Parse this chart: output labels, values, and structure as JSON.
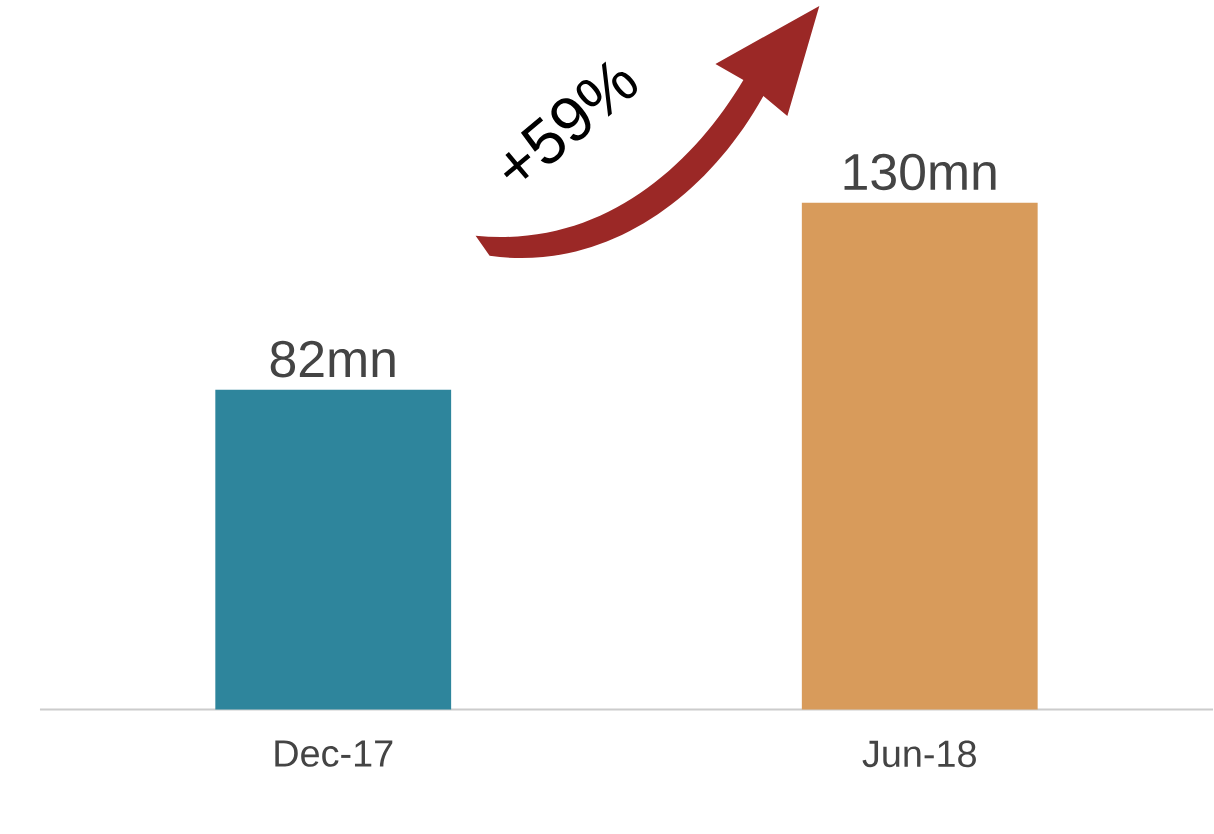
{
  "chart_data": {
    "type": "bar",
    "categories": [
      "Dec-17",
      "Jun-18"
    ],
    "values": [
      82,
      130
    ],
    "value_labels": [
      "82mn",
      "130mn"
    ],
    "colors": [
      "#2e859c",
      "#d89b5b"
    ],
    "annotations": [
      "+59%"
    ]
  }
}
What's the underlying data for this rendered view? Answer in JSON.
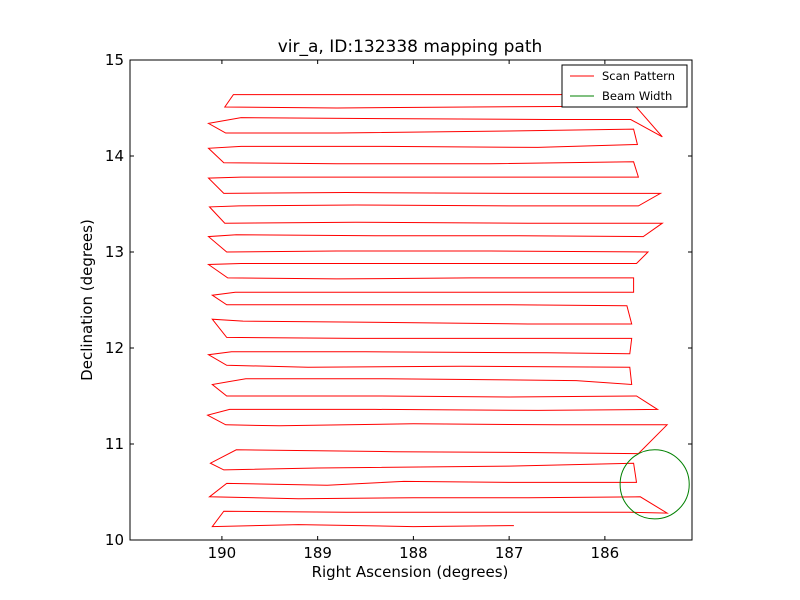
{
  "chart_data": {
    "type": "line",
    "title": "vir_a, ID:132338 mapping path",
    "xlabel": "Right Ascension (degrees)",
    "ylabel": "Declination (degrees)",
    "xlim": [
      190.96,
      185.09
    ],
    "ylim": [
      10,
      15
    ],
    "x_inverted": true,
    "xticks": [
      190,
      189,
      188,
      187,
      186
    ],
    "xtick_labels": [
      "190",
      "189",
      "188",
      "187",
      "186"
    ],
    "yticks": [
      10,
      11,
      12,
      13,
      14,
      15
    ],
    "ytick_labels": [
      "10",
      "11",
      "12",
      "13",
      "14",
      "15"
    ],
    "grid": false,
    "legend_position": "top-right",
    "series": [
      {
        "name": "Scan Pattern",
        "color": "#ff0000",
        "description_points": "serpentine raster path: constant-declination legs alternating direction, stepping ~0.145 deg in declination per leg",
        "path": [
          [
            186.95,
            10.15
          ],
          [
            188.0,
            10.14
          ],
          [
            189.2,
            10.16
          ],
          [
            190.1,
            10.14
          ],
          [
            189.98,
            10.3
          ],
          [
            188.7,
            10.29
          ],
          [
            187.2,
            10.29
          ],
          [
            185.75,
            10.29
          ],
          [
            185.35,
            10.28
          ],
          [
            185.63,
            10.45
          ],
          [
            186.8,
            10.44
          ],
          [
            188.0,
            10.44
          ],
          [
            189.2,
            10.43
          ],
          [
            190.13,
            10.45
          ],
          [
            189.95,
            10.59
          ],
          [
            188.9,
            10.57
          ],
          [
            188.1,
            10.61
          ],
          [
            187.0,
            10.6
          ],
          [
            185.67,
            10.6
          ],
          [
            185.7,
            10.8
          ],
          [
            187.0,
            10.77
          ],
          [
            189.0,
            10.75
          ],
          [
            189.98,
            10.73
          ],
          [
            190.12,
            10.8
          ],
          [
            189.85,
            10.94
          ],
          [
            188.2,
            10.92
          ],
          [
            186.7,
            10.91
          ],
          [
            185.65,
            10.9
          ],
          [
            185.35,
            11.2
          ],
          [
            186.5,
            11.2
          ],
          [
            188.0,
            11.21
          ],
          [
            189.4,
            11.19
          ],
          [
            189.96,
            11.2
          ],
          [
            190.15,
            11.3
          ],
          [
            189.92,
            11.36
          ],
          [
            188.4,
            11.36
          ],
          [
            186.7,
            11.35
          ],
          [
            185.45,
            11.36
          ],
          [
            185.67,
            11.5
          ],
          [
            187.0,
            11.49
          ],
          [
            188.4,
            11.5
          ],
          [
            189.95,
            11.5
          ],
          [
            190.1,
            11.62
          ],
          [
            189.75,
            11.68
          ],
          [
            188.3,
            11.68
          ],
          [
            186.3,
            11.66
          ],
          [
            185.72,
            11.62
          ],
          [
            185.74,
            11.8
          ],
          [
            187.5,
            11.81
          ],
          [
            189.1,
            11.8
          ],
          [
            189.95,
            11.82
          ],
          [
            190.14,
            11.93
          ],
          [
            189.9,
            11.96
          ],
          [
            188.5,
            11.96
          ],
          [
            186.6,
            11.95
          ],
          [
            185.74,
            11.94
          ],
          [
            185.72,
            12.1
          ],
          [
            187.2,
            12.1
          ],
          [
            188.6,
            12.1
          ],
          [
            189.95,
            12.11
          ],
          [
            190.1,
            12.3
          ],
          [
            189.78,
            12.28
          ],
          [
            188.6,
            12.27
          ],
          [
            186.8,
            12.25
          ],
          [
            185.72,
            12.25
          ],
          [
            185.77,
            12.44
          ],
          [
            187.0,
            12.45
          ],
          [
            188.2,
            12.45
          ],
          [
            189.95,
            12.45
          ],
          [
            190.1,
            12.55
          ],
          [
            189.86,
            12.58
          ],
          [
            188.2,
            12.58
          ],
          [
            186.8,
            12.58
          ],
          [
            185.7,
            12.58
          ],
          [
            185.7,
            12.73
          ],
          [
            187.4,
            12.73
          ],
          [
            188.8,
            12.72
          ],
          [
            189.94,
            12.73
          ],
          [
            190.14,
            12.87
          ],
          [
            189.8,
            12.88
          ],
          [
            188.4,
            12.88
          ],
          [
            186.9,
            12.88
          ],
          [
            185.67,
            12.88
          ],
          [
            185.55,
            13.0
          ],
          [
            187.2,
            13.01
          ],
          [
            188.8,
            13.01
          ],
          [
            189.95,
            13.0
          ],
          [
            190.14,
            13.16
          ],
          [
            189.85,
            13.18
          ],
          [
            188.4,
            13.17
          ],
          [
            186.9,
            13.17
          ],
          [
            185.6,
            13.16
          ],
          [
            185.4,
            13.3
          ],
          [
            186.8,
            13.3
          ],
          [
            188.6,
            13.31
          ],
          [
            189.97,
            13.3
          ],
          [
            190.13,
            13.47
          ],
          [
            189.82,
            13.48
          ],
          [
            188.6,
            13.49
          ],
          [
            187.0,
            13.48
          ],
          [
            185.65,
            13.48
          ],
          [
            185.42,
            13.61
          ],
          [
            187.0,
            13.61
          ],
          [
            188.7,
            13.62
          ],
          [
            189.98,
            13.61
          ],
          [
            190.14,
            13.77
          ],
          [
            189.8,
            13.78
          ],
          [
            188.4,
            13.78
          ],
          [
            186.9,
            13.78
          ],
          [
            185.65,
            13.78
          ],
          [
            185.7,
            13.94
          ],
          [
            187.2,
            13.92
          ],
          [
            188.8,
            13.92
          ],
          [
            189.98,
            13.93
          ],
          [
            190.14,
            14.08
          ],
          [
            189.8,
            14.1
          ],
          [
            188.3,
            14.1
          ],
          [
            186.7,
            14.09
          ],
          [
            185.66,
            14.12
          ],
          [
            185.7,
            14.28
          ],
          [
            187.0,
            14.26
          ],
          [
            188.8,
            14.24
          ],
          [
            189.96,
            14.24
          ],
          [
            190.14,
            14.34
          ],
          [
            189.8,
            14.4
          ],
          [
            188.3,
            14.39
          ],
          [
            186.6,
            14.38
          ],
          [
            185.73,
            14.38
          ],
          [
            185.4,
            14.2
          ],
          [
            185.68,
            14.52
          ],
          [
            187.4,
            14.51
          ],
          [
            188.8,
            14.5
          ],
          [
            189.97,
            14.51
          ],
          [
            189.88,
            14.64
          ],
          [
            188.2,
            14.64
          ],
          [
            186.5,
            14.64
          ],
          [
            185.7,
            14.65
          ]
        ]
      },
      {
        "name": "Beam Width",
        "color": "#008000",
        "shape": "circle",
        "center": [
          185.48,
          10.58
        ],
        "radius_y": 0.36
      }
    ]
  }
}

## STATED GOAL
Any pictures should be dropped; transcribe the rest of the records above exactly.

## THE OUTPUT
Parse this chart: output labels, values, and structure as JSON.
{
  "chart_data": {
    "type": "bar",
    "categories": [
      "Dec-17",
      "Jun-18"
    ],
    "values": [
      82,
      130
    ],
    "value_labels": [
      "82mn",
      "130mn"
    ],
    "colors": [
      "#2e859c",
      "#d89b5b"
    ],
    "annotations": [
      "+59%"
    ]
  }
}
What's the underlying data for this rendered view? Answer in JSON.
{
  "chart_data": {
    "type": "line",
    "title": "vir_a, ID:132338 mapping path",
    "xlabel": "Right Ascension (degrees)",
    "ylabel": "Declination (degrees)",
    "xlim": [
      190.96,
      185.09
    ],
    "ylim": [
      10,
      15
    ],
    "x_inverted": true,
    "xticks": [
      190,
      189,
      188,
      187,
      186
    ],
    "xtick_labels": [
      "190",
      "189",
      "188",
      "187",
      "186"
    ],
    "yticks": [
      10,
      11,
      12,
      13,
      14,
      15
    ],
    "ytick_labels": [
      "10",
      "11",
      "12",
      "13",
      "14",
      "15"
    ],
    "grid": false,
    "legend_position": "top-right",
    "series": [
      {
        "name": "Scan Pattern",
        "color": "#ff0000",
        "description_points": "serpentine raster path: constant-declination legs alternating direction, stepping ~0.145 deg in declination per leg",
        "path": [
          [
            186.95,
            10.15
          ],
          [
            188.0,
            10.14
          ],
          [
            189.2,
            10.16
          ],
          [
            190.1,
            10.14
          ],
          [
            189.98,
            10.3
          ],
          [
            188.7,
            10.29
          ],
          [
            187.2,
            10.29
          ],
          [
            185.75,
            10.29
          ],
          [
            185.35,
            10.28
          ],
          [
            185.63,
            10.45
          ],
          [
            186.8,
            10.44
          ],
          [
            188.0,
            10.44
          ],
          [
            189.2,
            10.43
          ],
          [
            190.13,
            10.45
          ],
          [
            189.95,
            10.59
          ],
          [
            188.9,
            10.57
          ],
          [
            188.1,
            10.61
          ],
          [
            187.0,
            10.6
          ],
          [
            185.67,
            10.6
          ],
          [
            185.7,
            10.8
          ],
          [
            187.0,
            10.77
          ],
          [
            189.0,
            10.75
          ],
          [
            189.98,
            10.73
          ],
          [
            190.12,
            10.8
          ],
          [
            189.85,
            10.94
          ],
          [
            188.2,
            10.92
          ],
          [
            186.7,
            10.91
          ],
          [
            185.65,
            10.9
          ],
          [
            185.35,
            11.2
          ],
          [
            186.5,
            11.2
          ],
          [
            188.0,
            11.21
          ],
          [
            189.4,
            11.19
          ],
          [
            189.96,
            11.2
          ],
          [
            190.15,
            11.3
          ],
          [
            189.92,
            11.36
          ],
          [
            188.4,
            11.36
          ],
          [
            186.7,
            11.35
          ],
          [
            185.45,
            11.36
          ],
          [
            185.67,
            11.5
          ],
          [
            187.0,
            11.49
          ],
          [
            188.4,
            11.5
          ],
          [
            189.95,
            11.5
          ],
          [
            190.1,
            11.62
          ],
          [
            189.75,
            11.68
          ],
          [
            188.3,
            11.68
          ],
          [
            186.3,
            11.66
          ],
          [
            185.72,
            11.62
          ],
          [
            185.74,
            11.8
          ],
          [
            187.5,
            11.81
          ],
          [
            189.1,
            11.8
          ],
          [
            189.95,
            11.82
          ],
          [
            190.14,
            11.93
          ],
          [
            189.9,
            11.96
          ],
          [
            188.5,
            11.96
          ],
          [
            186.6,
            11.95
          ],
          [
            185.74,
            11.94
          ],
          [
            185.72,
            12.1
          ],
          [
            187.2,
            12.1
          ],
          [
            188.6,
            12.1
          ],
          [
            189.95,
            12.11
          ],
          [
            190.1,
            12.3
          ],
          [
            189.78,
            12.28
          ],
          [
            188.6,
            12.27
          ],
          [
            186.8,
            12.25
          ],
          [
            185.72,
            12.25
          ],
          [
            185.77,
            12.44
          ],
          [
            187.0,
            12.45
          ],
          [
            188.2,
            12.45
          ],
          [
            189.95,
            12.45
          ],
          [
            190.1,
            12.55
          ],
          [
            189.86,
            12.58
          ],
          [
            188.2,
            12.58
          ],
          [
            186.8,
            12.58
          ],
          [
            185.7,
            12.58
          ],
          [
            185.7,
            12.73
          ],
          [
            187.4,
            12.73
          ],
          [
            188.8,
            12.72
          ],
          [
            189.94,
            12.73
          ],
          [
            190.14,
            12.87
          ],
          [
            189.8,
            12.88
          ],
          [
            188.4,
            12.88
          ],
          [
            186.9,
            12.88
          ],
          [
            185.67,
            12.88
          ],
          [
            185.55,
            13.0
          ],
          [
            187.2,
            13.01
          ],
          [
            188.8,
            13.01
          ],
          [
            189.95,
            13.0
          ],
          [
            190.14,
            13.16
          ],
          [
            189.85,
            13.18
          ],
          [
            188.4,
            13.17
          ],
          [
            186.9,
            13.17
          ],
          [
            185.6,
            13.16
          ],
          [
            185.4,
            13.3
          ],
          [
            186.8,
            13.3
          ],
          [
            188.6,
            13.31
          ],
          [
            189.97,
            13.3
          ],
          [
            190.13,
            13.47
          ],
          [
            189.82,
            13.48
          ],
          [
            188.6,
            13.49
          ],
          [
            187.0,
            13.48
          ],
          [
            185.65,
            13.48
          ],
          [
            185.42,
            13.61
          ],
          [
            187.0,
            13.61
          ],
          [
            188.7,
            13.62
          ],
          [
            189.98,
            13.61
          ],
          [
            190.14,
            13.77
          ],
          [
            189.8,
            13.78
          ],
          [
            188.4,
            13.78
          ],
          [
            186.9,
            13.78
          ],
          [
            185.65,
            13.78
          ],
          [
            185.7,
            13.94
          ],
          [
            187.2,
            13.92
          ],
          [
            188.8,
            13.92
          ],
          [
            189.98,
            13.93
          ],
          [
            190.14,
            14.08
          ],
          [
            189.8,
            14.1
          ],
          [
            188.3,
            14.1
          ],
          [
            186.7,
            14.09
          ],
          [
            185.66,
            14.12
          ],
          [
            185.7,
            14.28
          ],
          [
            187.0,
            14.26
          ],
          [
            188.8,
            14.24
          ],
          [
            189.96,
            14.24
          ],
          [
            190.14,
            14.34
          ],
          [
            189.8,
            14.4
          ],
          [
            188.3,
            14.39
          ],
          [
            186.6,
            14.38
          ],
          [
            185.73,
            14.38
          ],
          [
            185.4,
            14.2
          ],
          [
            185.68,
            14.52
          ],
          [
            187.4,
            14.51
          ],
          [
            188.8,
            14.5
          ],
          [
            189.97,
            14.51
          ],
          [
            189.88,
            14.64
          ],
          [
            188.2,
            14.64
          ],
          [
            186.5,
            14.64
          ],
          [
            185.7,
            14.65
          ]
        ]
      },
      {
        "name": "Beam Width",
        "color": "#008000",
        "shape": "circle",
        "center": [
          185.48,
          10.58
        ],
        "radius_y": 0.36
      }
    ]
  }
}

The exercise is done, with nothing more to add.